Gather up every line that includes the string "hartseer".
## START
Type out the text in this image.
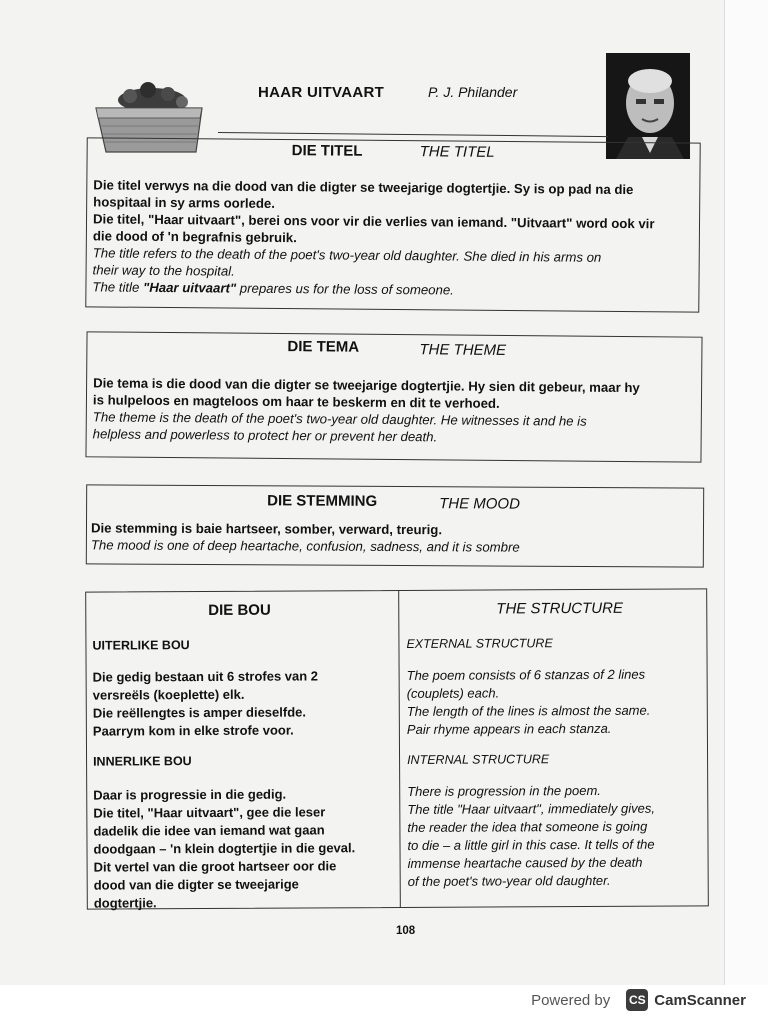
HAAR UITVAART	P. J. Philander
DIE TITEL	THE TITEL
Die titel verwys na die dood van die digter se tweejarige dogtertjie. Sy is op pad na die
hospitaal in sy arms oorlede.
Die titel, "Haar uitvaart", berei ons voor vir die verlies van iemand. "Uitvaart" word ook vir
die dood of 'n begrafnis gebruik.
The title refers to the death of the poet's two-year old daughter. She died in his arms on
their way to the hospital.
The title "Haar uitvaart" prepares us for the loss of someone.
DIE TEMA	THE THEME
Die tema is die dood van die digter se tweejarige dogtertjie. Hy sien dit gebeur, maar hy
is hulpeloos en magteloos om haar te beskerm en dit te verhoed.
The theme is the death of the poet's two-year old daughter. He witnesses it and he is
helpless and powerless to protect her or prevent her death.
DIE STEMMING	THE MOOD
Die stemming is baie hartseer, somber, verward, treurig.
The mood is one of deep heartache, confusion, sadness, and it is sombre
DIE BOU
UITERLIKE BOU
Die gedig bestaan uit 6 strofes van 2
versreëls (koeplette) elk.
Die reëllengtes is amper dieselfde.
Paarrym kom in elke strofe voor.
INNERLIKE BOU
Daar is progressie in die gedig.
Die titel, "Haar uitvaart", gee die leser
dadelik die idee van iemand wat gaan
doodgaan – 'n klein dogtertjie in die geval.
Dit vertel van die groot hartseer oor die
dood van die digter se tweejarige
dogtertjie.
THE STRUCTURE
EXTERNAL STRUCTURE
The poem consists of 6 stanzas of 2 lines
(couplets) each.
The length of the lines is almost the same.
Pair rhyme appears in each stanza.
INTERNAL STRUCTURE
There is progression in the poem.
The title "Haar uitvaart", immediately gives,
the reader the idea that someone is going
to die – a little girl in this case. It tells of the
immense heartache caused by the death
of the poet's two-year old daughter.
108
Powered by CS CamScanner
## END
* [EXERCISE RESPONSE]
Die stemming is baie hartseer, somber, verward, treurig.
Dit vertel van die groot hartseer oor die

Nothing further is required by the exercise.